▶ **Data supplied**:
****

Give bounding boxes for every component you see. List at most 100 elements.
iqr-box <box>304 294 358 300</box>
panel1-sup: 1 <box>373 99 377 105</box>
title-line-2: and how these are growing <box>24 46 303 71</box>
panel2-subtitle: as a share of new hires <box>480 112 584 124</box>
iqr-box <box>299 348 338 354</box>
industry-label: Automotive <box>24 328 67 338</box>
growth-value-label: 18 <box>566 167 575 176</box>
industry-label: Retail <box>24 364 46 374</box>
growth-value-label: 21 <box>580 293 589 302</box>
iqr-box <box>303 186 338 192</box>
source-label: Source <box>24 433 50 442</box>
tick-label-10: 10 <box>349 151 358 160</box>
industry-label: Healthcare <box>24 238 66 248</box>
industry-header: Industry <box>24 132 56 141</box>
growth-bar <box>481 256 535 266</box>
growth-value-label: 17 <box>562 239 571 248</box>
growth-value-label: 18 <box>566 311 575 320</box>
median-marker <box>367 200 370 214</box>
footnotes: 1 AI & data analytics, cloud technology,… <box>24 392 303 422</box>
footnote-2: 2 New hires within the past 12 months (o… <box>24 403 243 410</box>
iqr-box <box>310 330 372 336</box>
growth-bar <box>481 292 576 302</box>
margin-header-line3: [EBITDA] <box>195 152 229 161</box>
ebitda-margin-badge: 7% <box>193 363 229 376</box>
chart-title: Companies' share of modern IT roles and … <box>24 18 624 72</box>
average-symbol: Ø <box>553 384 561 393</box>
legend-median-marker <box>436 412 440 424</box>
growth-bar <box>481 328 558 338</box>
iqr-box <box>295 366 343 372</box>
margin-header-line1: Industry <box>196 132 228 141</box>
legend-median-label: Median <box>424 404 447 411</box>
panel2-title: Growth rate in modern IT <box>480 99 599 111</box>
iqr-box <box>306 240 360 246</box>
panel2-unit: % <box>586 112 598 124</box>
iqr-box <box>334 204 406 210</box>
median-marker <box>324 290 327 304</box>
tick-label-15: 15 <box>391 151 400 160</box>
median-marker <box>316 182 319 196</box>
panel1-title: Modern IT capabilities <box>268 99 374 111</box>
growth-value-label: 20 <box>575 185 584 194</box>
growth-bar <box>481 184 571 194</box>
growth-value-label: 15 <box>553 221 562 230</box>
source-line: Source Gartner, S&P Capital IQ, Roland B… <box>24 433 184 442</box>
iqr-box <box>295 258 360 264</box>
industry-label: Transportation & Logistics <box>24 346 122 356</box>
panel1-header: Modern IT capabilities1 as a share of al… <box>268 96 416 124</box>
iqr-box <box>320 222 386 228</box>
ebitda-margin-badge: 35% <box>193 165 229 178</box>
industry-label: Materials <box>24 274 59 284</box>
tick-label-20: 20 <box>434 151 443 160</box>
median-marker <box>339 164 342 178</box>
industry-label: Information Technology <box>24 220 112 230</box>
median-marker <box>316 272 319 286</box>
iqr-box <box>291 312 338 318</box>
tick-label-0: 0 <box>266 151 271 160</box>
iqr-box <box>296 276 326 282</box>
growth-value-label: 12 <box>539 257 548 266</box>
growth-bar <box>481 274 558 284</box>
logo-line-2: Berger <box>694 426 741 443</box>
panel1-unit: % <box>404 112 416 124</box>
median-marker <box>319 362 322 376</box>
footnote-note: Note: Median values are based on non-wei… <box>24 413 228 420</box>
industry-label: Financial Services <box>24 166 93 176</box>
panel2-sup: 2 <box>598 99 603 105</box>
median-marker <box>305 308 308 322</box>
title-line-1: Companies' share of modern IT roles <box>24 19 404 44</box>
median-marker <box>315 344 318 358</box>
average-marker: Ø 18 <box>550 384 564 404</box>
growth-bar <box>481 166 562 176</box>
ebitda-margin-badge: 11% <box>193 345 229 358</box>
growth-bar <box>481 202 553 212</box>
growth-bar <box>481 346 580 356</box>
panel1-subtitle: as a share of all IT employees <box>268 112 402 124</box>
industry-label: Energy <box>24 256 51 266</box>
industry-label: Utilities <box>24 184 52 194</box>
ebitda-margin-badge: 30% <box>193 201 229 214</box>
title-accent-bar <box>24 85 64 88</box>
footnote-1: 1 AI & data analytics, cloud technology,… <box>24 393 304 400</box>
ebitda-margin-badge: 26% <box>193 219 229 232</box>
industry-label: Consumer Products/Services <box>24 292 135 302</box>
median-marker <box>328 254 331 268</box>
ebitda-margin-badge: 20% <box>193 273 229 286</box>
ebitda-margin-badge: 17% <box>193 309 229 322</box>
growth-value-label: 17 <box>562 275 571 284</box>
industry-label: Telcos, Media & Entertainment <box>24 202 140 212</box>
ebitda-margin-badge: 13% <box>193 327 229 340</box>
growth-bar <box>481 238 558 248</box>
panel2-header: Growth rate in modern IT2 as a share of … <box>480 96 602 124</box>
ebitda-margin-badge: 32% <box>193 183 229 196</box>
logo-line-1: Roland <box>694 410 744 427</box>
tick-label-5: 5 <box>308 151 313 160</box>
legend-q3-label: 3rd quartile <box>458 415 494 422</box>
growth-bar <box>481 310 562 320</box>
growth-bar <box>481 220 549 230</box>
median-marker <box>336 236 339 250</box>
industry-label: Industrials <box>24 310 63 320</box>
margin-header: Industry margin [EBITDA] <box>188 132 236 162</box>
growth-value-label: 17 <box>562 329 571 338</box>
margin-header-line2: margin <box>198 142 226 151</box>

****

Copy each of the items above line for line, without any changes.

Give bounding boxes for every component you see. List at most 100 elements.
iqr-box <box>304 294 358 300</box>
panel1-sup: 1 <box>373 99 377 105</box>
title-line-2: and how these are growing <box>24 46 303 71</box>
panel2-subtitle: as a share of new hires <box>480 112 584 124</box>
iqr-box <box>299 348 338 354</box>
industry-label: Automotive <box>24 328 67 338</box>
growth-value-label: 18 <box>566 167 575 176</box>
industry-label: Retail <box>24 364 46 374</box>
growth-value-label: 21 <box>580 293 589 302</box>
iqr-box <box>303 186 338 192</box>
source-label: Source <box>24 433 50 442</box>
tick-label-10: 10 <box>349 151 358 160</box>
industry-label: Healthcare <box>24 238 66 248</box>
industry-header: Industry <box>24 132 56 141</box>
growth-bar <box>481 256 535 266</box>
growth-value-label: 17 <box>562 239 571 248</box>
growth-value-label: 18 <box>566 311 575 320</box>
median-marker <box>367 200 370 214</box>
footnotes: 1 AI & data analytics, cloud technology,… <box>24 392 303 422</box>
footnote-2: 2 New hires within the past 12 months (o… <box>24 403 243 410</box>
iqr-box <box>310 330 372 336</box>
growth-bar <box>481 292 576 302</box>
margin-header-line3: [EBITDA] <box>195 152 229 161</box>
ebitda-margin-badge: 7% <box>193 363 229 376</box>
chart-title: Companies' share of modern IT roles and … <box>24 18 624 72</box>
average-symbol: Ø <box>553 384 561 393</box>
legend-median-marker <box>436 412 440 424</box>
growth-bar <box>481 328 558 338</box>
iqr-box <box>295 366 343 372</box>
margin-header-line1: Industry <box>196 132 228 141</box>
legend-median-label: Median <box>424 404 447 411</box>
panel2-title: Growth rate in modern IT <box>480 99 599 111</box>
iqr-box <box>306 240 360 246</box>
panel2-unit: % <box>586 112 598 124</box>
iqr-box <box>334 204 406 210</box>
median-marker <box>324 290 327 304</box>
tick-label-15: 15 <box>391 151 400 160</box>
median-marker <box>316 182 319 196</box>
panel1-title: Modern IT capabilities <box>268 99 374 111</box>
growth-value-label: 20 <box>575 185 584 194</box>
growth-bar <box>481 184 571 194</box>
growth-value-label: 15 <box>553 221 562 230</box>
source-line: Source Gartner, S&P Capital IQ, Roland B… <box>24 433 184 442</box>
iqr-box <box>295 258 360 264</box>
industry-label: Transportation & Logistics <box>24 346 122 356</box>
panel1-header: Modern IT capabilities1 as a share of al… <box>268 96 416 124</box>
iqr-box <box>320 222 386 228</box>
ebitda-margin-badge: 35% <box>193 165 229 178</box>
industry-label: Materials <box>24 274 59 284</box>
tick-label-20: 20 <box>434 151 443 160</box>
median-marker <box>339 164 342 178</box>
industry-label: Information Technology <box>24 220 112 230</box>
median-marker <box>316 272 319 286</box>
iqr-box <box>291 312 338 318</box>
tick-label-0: 0 <box>266 151 271 160</box>
iqr-box <box>296 276 326 282</box>
growth-value-label: 12 <box>539 257 548 266</box>
growth-bar <box>481 274 558 284</box>
logo-line-2: Berger <box>694 426 741 443</box>
panel1-unit: % <box>404 112 416 124</box>
median-marker <box>319 362 322 376</box>
footnote-note: Note: Median values are based on non-wei… <box>24 413 228 420</box>
industry-label: Financial Services <box>24 166 93 176</box>
panel2-sup: 2 <box>598 99 603 105</box>
median-marker <box>305 308 308 322</box>
title-line-1: Companies' share of modern IT roles <box>24 19 404 44</box>
median-marker <box>315 344 318 358</box>
average-marker: Ø 18 <box>550 384 564 404</box>
growth-bar <box>481 166 562 176</box>
ebitda-margin-badge: 11% <box>193 345 229 358</box>
growth-bar <box>481 202 553 212</box>
growth-bar <box>481 346 580 356</box>
panel1-subtitle: as a share of all IT employees <box>268 112 402 124</box>
industry-label: Energy <box>24 256 51 266</box>
industry-label: Utilities <box>24 184 52 194</box>
ebitda-margin-badge: 30% <box>193 201 229 214</box>
title-accent-bar <box>24 85 64 88</box>
footnote-1: 1 AI & data analytics, cloud technology,… <box>24 393 304 400</box>
ebitda-margin-badge: 26% <box>193 219 229 232</box>
industry-label: Consumer Products/Services <box>24 292 135 302</box>
median-marker <box>328 254 331 268</box>
ebitda-margin-badge: 20% <box>193 273 229 286</box>
ebitda-margin-badge: 17% <box>193 309 229 322</box>
growth-value-label: 17 <box>562 275 571 284</box>
industry-label: Telcos, Media & Entertainment <box>24 202 140 212</box>
ebitda-margin-badge: 13% <box>193 327 229 340</box>
growth-bar <box>481 238 558 248</box>
panel2-header: Growth rate in modern IT2 as a share of … <box>480 96 602 124</box>
ebitda-margin-badge: 32% <box>193 183 229 196</box>
logo-line-1: Roland <box>694 410 744 427</box>
tick-label-5: 5 <box>308 151 313 160</box>
legend-q3-label: 3rd quartile <box>458 415 494 422</box>
growth-bar <box>481 310 562 320</box>
growth-bar <box>481 220 549 230</box>
median-marker <box>336 236 339 250</box>
industry-label: Industrials <box>24 310 63 320</box>
margin-header: Industry margin [EBITDA] <box>188 132 236 162</box>
growth-value-label: 17 <box>562 329 571 338</box>
margin-header-line2: margin <box>198 142 226 151</box>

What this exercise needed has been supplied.